EXCERPT
--- Start ---
Ed, in particular, is boyish in all respects, baby-faced, impulsive, stubborn,
and, most tellingly, endlessly impressed with his own cleverness. The stakes in
Ed are so low, the threat of conflict
so attenuated, that Ed aggressively pursues Carol for seasons-on-end without any
indications from the show’s creators that his behavior might be inappropriate. [5]
If anything, the show posits Carol’s resistance to Ed’s advances as a violation
of the narrative contract, punishing her with a series of terrible boyfriends.
Her fiancé, Dennis Martino (John Slattery), was so despised by Ed‘s audience that fans devoted a
website to the myriad ways they might kill him off. Meanwhile, the show unfolds a high
school sub-narrative, the story of current high school student Warren Cheswick (Justin
Long) who (surprise!) has a crush not only on Carol (his teacher at
Stuckeyville High) but also on Stuckeyville High’s prom queen (and thus Carol’s
teenage analog). In other words, Warren acts as both a bridge and an avatar for
Ed, a perfect vehicle for Ed to relive his youth in its actual and its
alternative forms. [6] Ed’s
second chance also extends to his work. His Stuckeyville legal practice has little
to do with his prior life as a lawyer; instead, he becomes a champion of
community values—his low-stakes, high-principle, long-shot cases rarely end
in a positive judgment, but even so, they often trigger heartfelt confessions
or settlements. His clients (aging pastors and doddering party magicians, good Samaritans,
a variety of sad sacks), and his causes (turning his bowling alley into a
historical landmark, for instance) consistently thrust Ed into the role of
quixotic resistance fighter against bottom-line tendencies. In other words, Ed’s
legal battles are antithetical to, and a kind of redemption for, his prior work
on behalf of faceless multinational corporations—a job Ed was fired from for
"missing a single comma in a 3,000 page document." I mean, is there anything
worse than craven capitalism that’s also
prissy about punctuation?
--- End ---
DATA LISTING
--- Start ---
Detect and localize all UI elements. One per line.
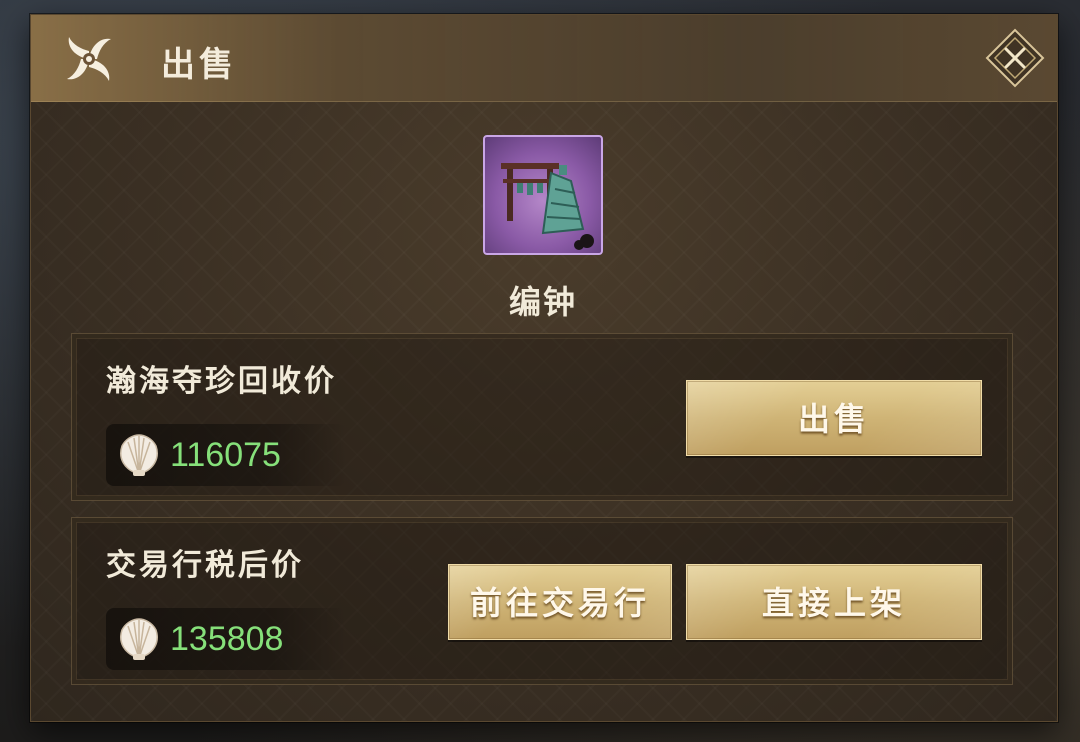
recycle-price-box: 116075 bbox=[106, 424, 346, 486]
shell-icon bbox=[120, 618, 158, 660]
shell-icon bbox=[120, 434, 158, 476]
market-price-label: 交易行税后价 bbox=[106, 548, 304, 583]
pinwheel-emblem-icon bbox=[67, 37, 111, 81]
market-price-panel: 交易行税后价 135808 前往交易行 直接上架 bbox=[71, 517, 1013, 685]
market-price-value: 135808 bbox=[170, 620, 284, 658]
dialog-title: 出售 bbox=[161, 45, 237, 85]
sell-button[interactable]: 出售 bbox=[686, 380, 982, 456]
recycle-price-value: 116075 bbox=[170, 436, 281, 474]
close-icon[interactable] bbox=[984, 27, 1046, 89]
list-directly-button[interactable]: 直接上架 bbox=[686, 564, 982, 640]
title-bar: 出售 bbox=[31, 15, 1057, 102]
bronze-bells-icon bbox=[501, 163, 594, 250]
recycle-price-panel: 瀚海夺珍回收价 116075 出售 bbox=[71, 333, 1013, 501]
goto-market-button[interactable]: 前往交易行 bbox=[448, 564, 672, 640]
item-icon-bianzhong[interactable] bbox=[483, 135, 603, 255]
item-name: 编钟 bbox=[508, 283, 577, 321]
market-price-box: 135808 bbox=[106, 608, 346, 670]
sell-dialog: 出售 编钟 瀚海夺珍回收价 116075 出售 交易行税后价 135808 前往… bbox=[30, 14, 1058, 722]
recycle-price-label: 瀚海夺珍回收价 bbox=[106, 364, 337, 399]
--- End ---
EXERCISE DIRECTIONS
Quote the entire passage above about the show Ed, word for word.

IN RESPONSE
Ed, in particular, is boyish in all respects, baby-faced, impulsive, stubborn,
and, most tellingly, endlessly impressed with his own cleverness. The stakes in
Ed are so low, the threat of conflict
so attenuated, that Ed aggressively pursues Carol for seasons-on-end without any
indications from the show’s creators that his behavior might be inappropriate. [5]
If anything, the show posits Carol’s resistance to Ed’s advances as a violation
of the narrative contract, punishing her with a series of terrible boyfriends.
Her fiancé, Dennis Martino (John Slattery), was so despised by Ed‘s audience that fans devoted a
website to the myriad ways they might kill him off. Meanwhile, the show unfolds a high
school sub-narrative, the story of current high school student Warren Cheswick (Justin
Long) who (surprise!) has a crush not only on Carol (his teacher at
Stuckeyville High) but also on Stuckeyville High’s prom queen (and thus Carol’s
teenage analog). In other words, Warren acts as both a bridge and an avatar for
Ed, a perfect vehicle for Ed to relive his youth in its actual and its
alternative forms. [6] Ed’s
second chance also extends to his work. His Stuckeyville legal practice has little
to do with his prior life as a lawyer; instead, he becomes a champion of
community values—his low-stakes, high-principle, long-shot cases rarely end
in a positive judgment, but even so, they often trigger heartfelt confessions
or settlements. His clients (aging pastors and doddering party magicians, good Samaritans,
a variety of sad sacks), and his causes (turning his bowling alley into a
historical landmark, for instance) consistently thrust Ed into the role of
quixotic resistance fighter against bottom-line tendencies. In other words, Ed’s
legal battles are antithetical to, and a kind of redemption for, his prior work
on behalf of faceless multinational corporations—a job Ed was fired from for
"missing a single comma in a 3,000 page document." I mean, is there anything
worse than craven capitalism that’s also
prissy about punctuation?